The task: Each entry below should be returned exactly as is, with the pictures removed.
━━━━━ Records shown ━━━━━
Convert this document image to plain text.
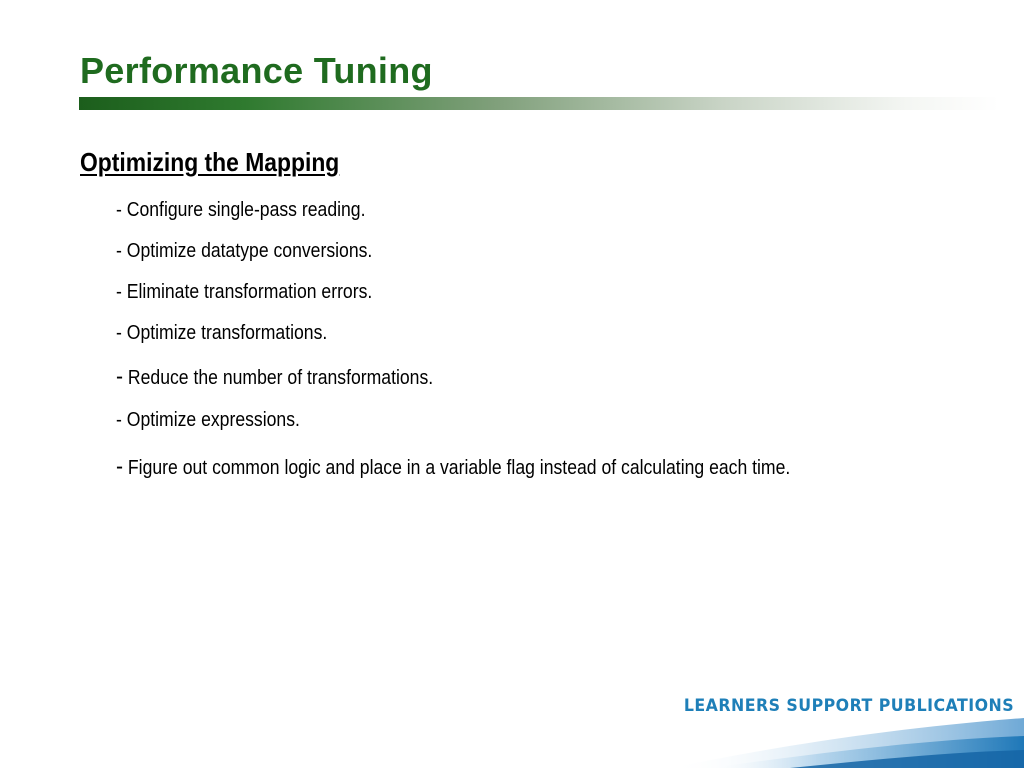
Performance Tuning
Optimizing the Mapping
- Configure single-pass reading.
- Optimize datatype conversions.
- Eliminate transformation errors.
- Optimize transformations.
- Reduce the number of transformations.
- Optimize expressions.
- Figure out common logic and place in a variable flag instead of calculating each time.
LEARNERS SUPPORT PUBLICATIONS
━━━━━
Reply:
Convert this document image to plain text.
Performance Tuning
Optimizing the Mapping
- Configure single-pass reading.
- Optimize datatype conversions.
- Eliminate transformation errors.
- Optimize transformations.
- Reduce the number of transformations.
- Optimize expressions.
- Figure out common logic and place in a variable flag instead of calculating each time.
LEARNERS SUPPORT PUBLICATIONS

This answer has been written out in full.